* DATA SHOWN *
===============

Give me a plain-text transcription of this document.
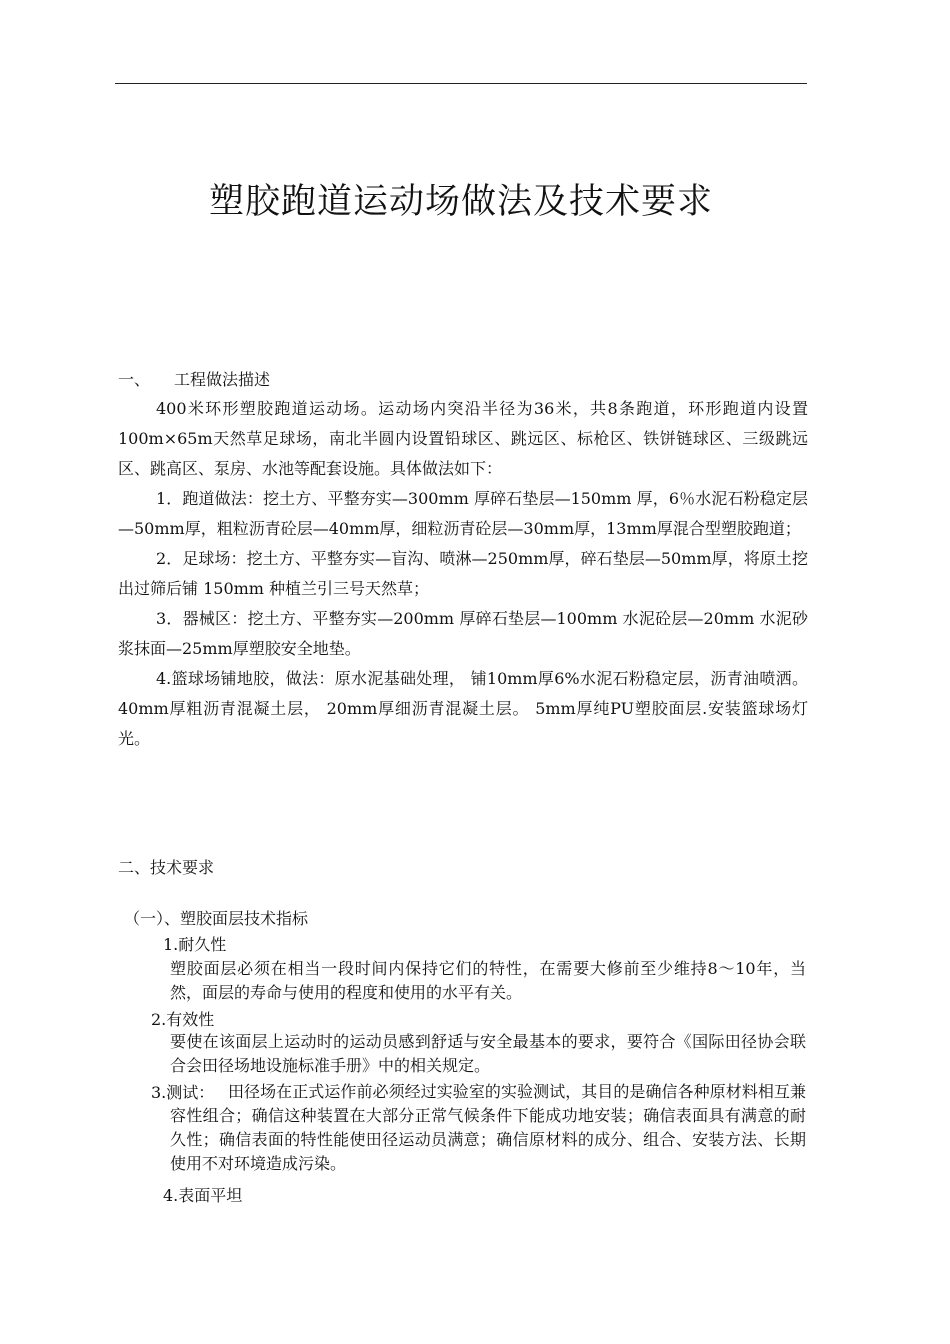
塑胶跑道运动场做法及技术要求
一、 工程做法描述

400米环形塑胶跑道运动场。运动场内突沿半径为36米，共8条跑道，环形跑道内设置100m×65m天然草足球场，南北半圆内设置铅球区、跳远区、标枪区、铁饼链球区、三级跳远区、跳高区、泵房、水池等配套设施。具体做法如下：

1．跑道做法：挖土方、平整夯实—300mm 厚碎石垫层—150mm 厚，6％水泥石粉稳定层—50mm厚，粗粒沥青砼层—40mm厚，细粒沥青砼层—30mm厚，13mm厚混合型塑胶跑道；

2．足球场：挖土方、平整夯实—盲沟、喷淋—250mm厚，碎石垫层—50mm厚，将原土挖出过筛后铺 150mm 种植兰引三号天然草；

3．器械区：挖土方、平整夯实—200mm 厚碎石垫层—100mm 水泥砼层—20mm 水泥砂浆抹面—25mm厚塑胶安全地垫。

4.篮球场铺地胶，做法：原水泥基础处理， 铺10mm厚6%水泥石粉稳定层，沥青油喷洒。40mm厚粗沥青混凝土层， 20mm厚细沥青混凝土层。 5mm厚纯PU塑胶面层.安装篮球场灯光。

二、技术要求
（一）、塑胶面层技术指标
1.耐久性

塑胶面层必须在相当一段时间内保持它们的特性，在需要大修前至少维持8～10年，当然，面层的寿命与使用的程度和使用的水平有关。

2.有效性

要使在该面层上运动时的运动员感到舒适与安全最基本的要求，要符合《国际田径协会联合会田径场地设施标准手册》中的相关规定。

3.测试： 田径场在正式运作前必须经过实验室的实验测试，其目的是确信各种原材料相互兼容性组合；确信这种装置在大部分正常气候条件下能成功地安装；确信表面具有满意的耐久性；确信表面的特性能使田径运动员满意；确信原材料的成分、组合、安装方法、长期使用不对环境造成污染。

4.表面平坦
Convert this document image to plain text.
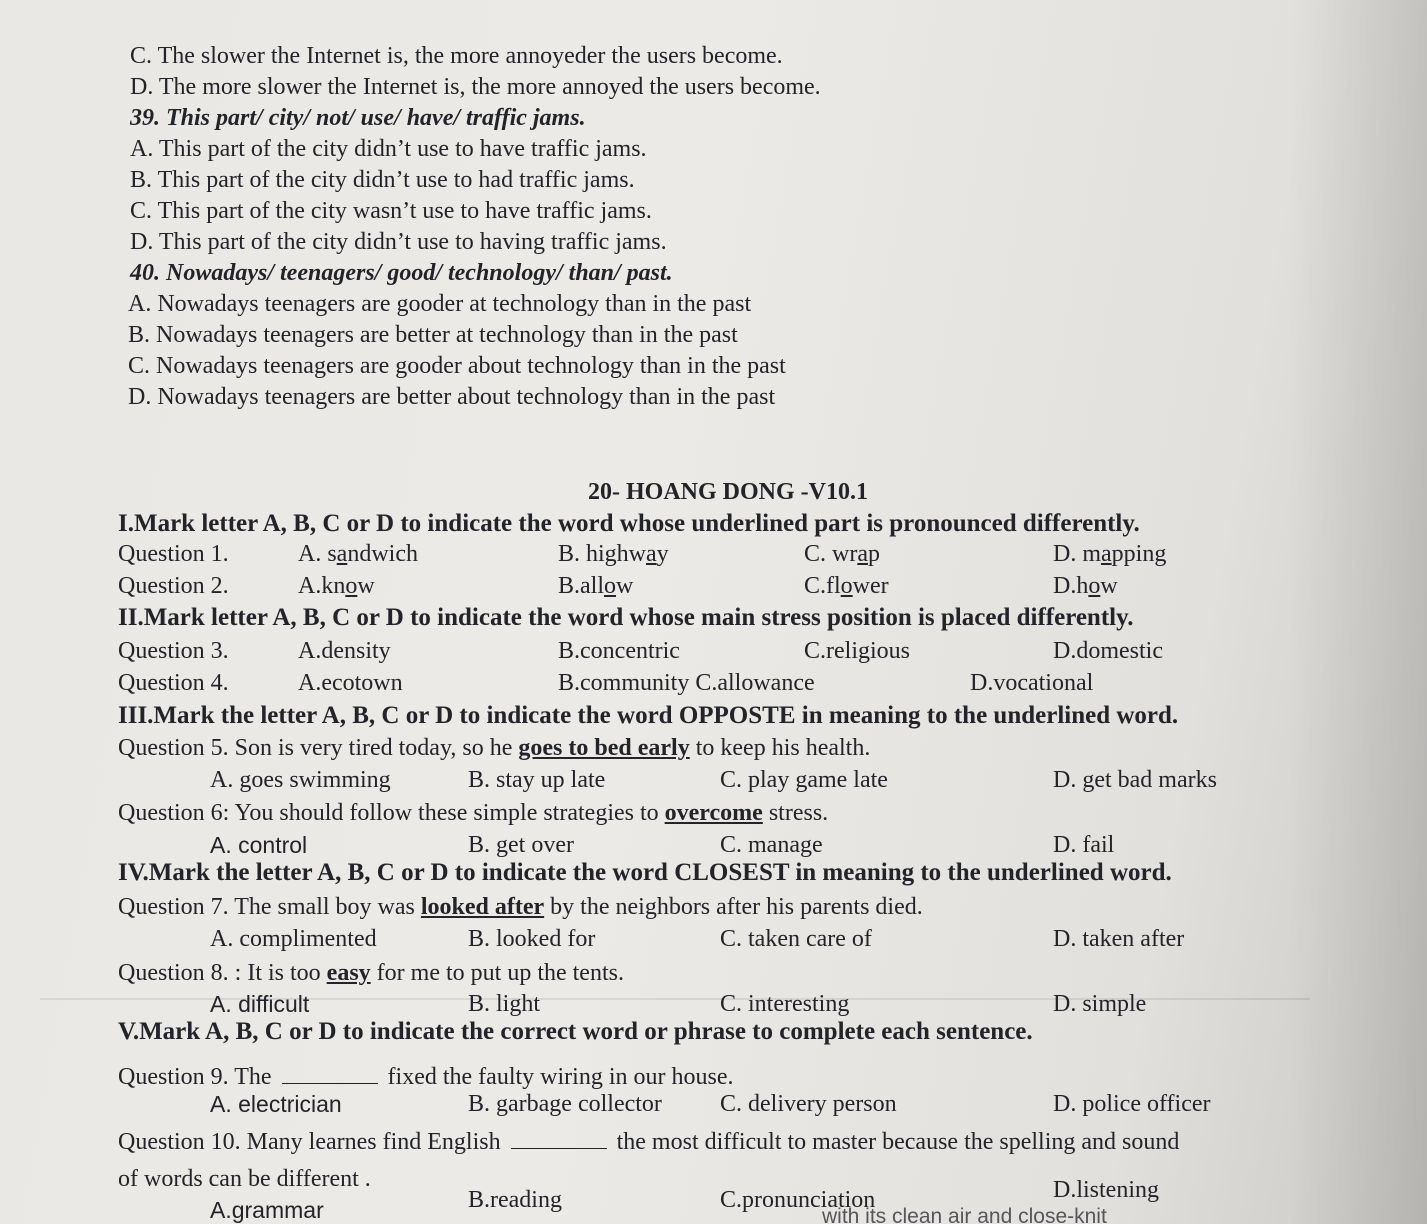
C. The slower the Internet is, the more annoyeder the users become.
D. The more slower the Internet is, the more annoyed the users become.
39. This part/ city/ not/ use/ have/ traffic jams.
A. This part of the city didn’t use to have traffic jams.
B. This part of the city didn’t use to had traffic jams.
C. This part of the city wasn’t use to have traffic jams.
D. This part of the city didn’t use to having traffic jams.
40. Nowadays/ teenagers/ good/ technology/ than/ past.
A. Nowadays teenagers are gooder at technology than in the past
B. Nowadays teenagers are better at technology than in the past
C. Nowadays teenagers are gooder about technology than in the past
D. Nowadays teenagers are better about technology than in the past
20- HOANG DONG -V10.1
I.Mark letter A, B, C or D to indicate the word whose underlined part is pronounced differently.
Question 1.	A. sandwich	B. highway	C. wrap	D. mapping
Question 2.	A.know	B.allow	C.flower	D.how
II.Mark letter A, B, C or D to indicate the word whose main stress position is placed differently.
Question 3.	A.density	B.concentric	C.religious	D.domestic
Question 4.	A.ecotown	B.community C.allowance	D.vocational
III.Mark the letter A, B, C or D to indicate the word OPPOSTE in meaning to the underlined word.
Question 5. Son is very tired today, so he goes to bed early to keep his health.
A. goes swimming	B. stay up late	C. play game late	D. get bad marks
Question 6: You should follow these simple strategies to overcome stress.
A. control	B. get over	C. manage	D. fail
IV.Mark the letter A, B, C or D to indicate the word CLOSEST in meaning to the underlined word.
Question 7. The small boy was looked after by the neighbors after his parents died.
A. complimented	B. looked for	C. taken care of	D. taken after
Question 8. : It is too easy for me to put up the tents.
A. difficult	B. light	C. interesting	D. simple
V.Mark A, B, C or D to indicate the correct word or phrase to complete each sentence.
Question 9. The	fixed the faulty wiring in our house.
A. electrician	B. garbage collector C. delivery person	D. police officer
Question 10. Many learnes find English	the most difficult to master because the spelling and sound
of words can be different .
A.grammar	B.reading	C.pronunciation	D.listening
with its clean air and close-knit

===============

* THE PROBLEM *
Locate each line with the word "more" and copy it.

* ANSWER TO THIS TASK *
C. The slower the Internet is, the more annoyeder the users become.
D. The more slower the Internet is, the more annoyed the users become.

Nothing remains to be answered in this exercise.